> Document extract:
- Opening Delimiter -
Oregon's entire starting lineup returned from the 1937–38 team that had lost in the conference championship playoff; it included 6'8" center Slim Wintermute, who was known for his shot-blocking ability. Forward Gale, who was 6'4", had what sportswriter Michael Russell called "enormous hands (that) allowed him to fake opponents while palming the ball with one hand"; he was the PCC points-scoring leader in 1938–39. Anet, a 5'8" guard, was "the heart of the team", according to Russell, due to his ability to dribble and run the floor quickly. He was the Webfoots' captain, and was responsible for calling timeouts and engaging in conversations with referees. Other players on the team included 6'4" forward John H. Dick and 5'11" guard Wally Johansen. Newspaper editor L. H. Gregory called the Oregon team the "Tall Firs" due to the height of the team's players, since Oregon was taller than most other teams of the era. Eight of the eleven men on the roster came from Oregon, and the other three from neighboring Washington. Anet and Johansen, along with forwards Earl Sandness and Ted Sarpola, had played for Astoria High School; Anet and Johansen had won multiple state championships before joining Oregon. Ford Mullen, a future Major League Baseball player, was a backup guard on the team. Along with Mullen, the Webfoots' reserves included guard Matt Pavalunas and forwards Bob Hardy and Ted Sarpola. The team normally played up to nine players in a game, foregoing a regular substitute for Wintermute; when he needed a rest, Dick or Gale often changed positions to play center, allowing for a third forward to be inserted into the lineup. The Webfoots' head coach was Howard Hobson, who was in his fourth season on the job. In his previous three seasons, he had led the Webfoots to a total win–loss record of 63–28.
- Closing Delimiter -
Can you resume the passage on Oregon's 1938–39 "Tall Firs" basketball team, picking up after its final sentence? The records are from a different source than the text.

> Extracted material:
- Opening Delimiter -
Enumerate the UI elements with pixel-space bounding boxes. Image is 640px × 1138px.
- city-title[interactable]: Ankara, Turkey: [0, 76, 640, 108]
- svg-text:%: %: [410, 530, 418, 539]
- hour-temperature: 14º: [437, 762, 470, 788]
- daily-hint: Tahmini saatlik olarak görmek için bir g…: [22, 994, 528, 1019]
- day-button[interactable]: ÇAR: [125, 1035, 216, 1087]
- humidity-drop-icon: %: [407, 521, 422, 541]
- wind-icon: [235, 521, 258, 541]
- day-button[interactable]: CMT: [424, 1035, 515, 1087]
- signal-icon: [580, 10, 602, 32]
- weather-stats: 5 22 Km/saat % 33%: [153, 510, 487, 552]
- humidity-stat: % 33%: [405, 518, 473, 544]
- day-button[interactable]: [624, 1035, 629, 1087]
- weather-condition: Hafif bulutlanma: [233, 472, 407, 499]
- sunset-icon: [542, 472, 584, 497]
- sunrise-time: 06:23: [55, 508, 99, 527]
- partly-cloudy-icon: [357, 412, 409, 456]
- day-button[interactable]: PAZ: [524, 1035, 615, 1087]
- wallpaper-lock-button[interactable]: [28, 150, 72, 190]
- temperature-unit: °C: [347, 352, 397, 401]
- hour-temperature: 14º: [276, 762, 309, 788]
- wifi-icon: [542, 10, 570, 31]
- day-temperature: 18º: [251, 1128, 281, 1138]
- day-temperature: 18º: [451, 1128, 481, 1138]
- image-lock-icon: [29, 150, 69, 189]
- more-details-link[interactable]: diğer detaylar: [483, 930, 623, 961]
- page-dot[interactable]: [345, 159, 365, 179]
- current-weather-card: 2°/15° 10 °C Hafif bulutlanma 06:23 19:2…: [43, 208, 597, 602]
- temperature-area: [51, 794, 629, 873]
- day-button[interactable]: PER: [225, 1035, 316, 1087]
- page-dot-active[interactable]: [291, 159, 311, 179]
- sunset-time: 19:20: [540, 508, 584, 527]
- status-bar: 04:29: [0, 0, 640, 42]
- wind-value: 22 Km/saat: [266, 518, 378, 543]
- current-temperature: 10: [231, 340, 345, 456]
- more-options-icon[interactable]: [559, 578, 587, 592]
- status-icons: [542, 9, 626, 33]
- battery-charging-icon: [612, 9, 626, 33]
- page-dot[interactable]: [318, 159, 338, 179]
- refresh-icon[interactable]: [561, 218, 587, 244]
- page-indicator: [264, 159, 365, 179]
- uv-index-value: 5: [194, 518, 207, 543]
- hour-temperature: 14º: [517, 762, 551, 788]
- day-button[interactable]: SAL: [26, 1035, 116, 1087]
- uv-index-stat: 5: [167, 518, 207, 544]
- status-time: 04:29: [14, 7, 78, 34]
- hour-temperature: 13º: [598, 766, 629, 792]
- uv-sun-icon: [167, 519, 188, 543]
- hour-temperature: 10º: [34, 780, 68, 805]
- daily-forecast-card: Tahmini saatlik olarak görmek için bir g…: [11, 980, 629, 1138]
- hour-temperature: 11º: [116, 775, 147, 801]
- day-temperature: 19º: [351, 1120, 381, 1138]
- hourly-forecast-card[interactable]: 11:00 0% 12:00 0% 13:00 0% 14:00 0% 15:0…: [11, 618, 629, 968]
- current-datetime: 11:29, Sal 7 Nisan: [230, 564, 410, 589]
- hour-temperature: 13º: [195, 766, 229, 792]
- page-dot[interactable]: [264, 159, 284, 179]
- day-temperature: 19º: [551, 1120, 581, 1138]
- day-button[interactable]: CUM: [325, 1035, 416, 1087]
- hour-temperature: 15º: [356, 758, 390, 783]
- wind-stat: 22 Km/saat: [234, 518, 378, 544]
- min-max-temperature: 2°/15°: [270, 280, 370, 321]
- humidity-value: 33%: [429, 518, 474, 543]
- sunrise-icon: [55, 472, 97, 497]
- Closing Delimiter -
> Response area:
Oregon's preferred offensive game plan was to play an attacking fast break style of basketball. In response, opposing teams with shorter players often played a slower-paced offense. Oregon's fast break was unique among West Coast basketball teams, who were not accustomed to facing such an offensive style. Dick said of the team's attack that "We wanted to keep the pressure on (the opponent) mentally – more so than physically. Never give them a moment's rest." When inbounding the ball, the Webfoots often restarted play quickly to maintain their fast pace. Hobson frequently tracked Oregon's attempted shots in both competition and practice sessions, and built the offense around his players' strengths. On defense, the team switched between zone and man-to-man styles depending on how its opponent played.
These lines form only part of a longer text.